Every entry below must appear again, exactly as written.

Stored data entries:
** Begin **

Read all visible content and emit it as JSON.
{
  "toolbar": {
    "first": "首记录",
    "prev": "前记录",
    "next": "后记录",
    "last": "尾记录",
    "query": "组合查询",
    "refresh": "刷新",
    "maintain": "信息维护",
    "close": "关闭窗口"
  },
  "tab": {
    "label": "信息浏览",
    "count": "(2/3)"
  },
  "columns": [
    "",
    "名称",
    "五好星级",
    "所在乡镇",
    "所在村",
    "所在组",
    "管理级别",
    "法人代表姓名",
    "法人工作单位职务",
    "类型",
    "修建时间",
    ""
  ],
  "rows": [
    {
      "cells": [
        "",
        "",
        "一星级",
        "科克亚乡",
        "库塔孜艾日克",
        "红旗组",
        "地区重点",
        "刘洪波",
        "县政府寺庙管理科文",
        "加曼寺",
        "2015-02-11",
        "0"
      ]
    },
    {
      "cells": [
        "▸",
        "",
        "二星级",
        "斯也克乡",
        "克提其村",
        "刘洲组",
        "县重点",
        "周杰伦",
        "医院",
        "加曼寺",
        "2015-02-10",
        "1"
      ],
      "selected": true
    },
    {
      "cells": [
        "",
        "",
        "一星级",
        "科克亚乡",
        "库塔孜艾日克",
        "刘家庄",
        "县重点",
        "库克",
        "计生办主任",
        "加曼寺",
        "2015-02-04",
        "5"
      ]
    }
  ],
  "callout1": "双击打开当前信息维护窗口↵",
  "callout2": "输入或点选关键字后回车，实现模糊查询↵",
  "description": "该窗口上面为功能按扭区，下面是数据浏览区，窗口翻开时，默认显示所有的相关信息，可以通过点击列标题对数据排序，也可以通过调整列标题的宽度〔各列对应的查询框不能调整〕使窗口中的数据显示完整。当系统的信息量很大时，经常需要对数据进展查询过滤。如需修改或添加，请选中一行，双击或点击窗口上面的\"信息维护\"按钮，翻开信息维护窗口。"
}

** End **

■ Response to this task:
Read all visible content and emit it as JSON.
{
  "toolbar": {
    "first": "首记录",
    "prev": "前记录",
    "next": "后记录",
    "last": "尾记录",
    "query": "组合查询",
    "refresh": "刷新",
    "maintain": "信息维护",
    "close": "关闭窗口"
  },
  "tab": {
    "label": "信息浏览",
    "count": "(2/3)"
  },
  "columns": [
    "",
    "名称",
    "五好星级",
    "所在乡镇",
    "所在村",
    "所在组",
    "管理级别",
    "法人代表姓名",
    "法人工作单位职务",
    "类型",
    "修建时间",
    ""
  ],
  "rows": [
    {
      "cells": [
        "",
        "",
        "一星级",
        "科克亚乡",
        "库塔孜艾日克",
        "红旗组",
        "地区重点",
        "刘洪波",
        "县政府寺庙管理科文",
        "加曼寺",
        "2015-02-11",
        "0"
      ]
    },
    {
      "cells": [
        "▸",
        "",
        "二星级",
        "斯也克乡",
        "克提其村",
        "刘洲组",
        "县重点",
        "周杰伦",
        "医院",
        "加曼寺",
        "2015-02-10",
        "1"
      ],
      "selected": true
    },
    {
      "cells": [
        "",
        "",
        "一星级",
        "科克亚乡",
        "库塔孜艾日克",
        "刘家庄",
        "县重点",
        "库克",
        "计生办主任",
        "加曼寺",
        "2015-02-04",
        "5"
      ]
    }
  ],
  "callout1": "双击打开当前信息维护窗口↵",
  "callout2": "输入或点选关键字后回车，实现模糊查询↵",
  "description": "该窗口上面为功能按扭区，下面是数据浏览区，窗口翻开时，默认显示所有的相关信息，可以通过点击列标题对数据排序，也可以通过调整列标题的宽度〔各列对应的查询框不能调整〕使窗口中的数据显示完整。当系统的信息量很大时，经常需要对数据进展查询过滤。如需修改或添加，请选中一行，双击或点击窗口上面的\"信息维护\"按钮，翻开信息维护窗口。"
}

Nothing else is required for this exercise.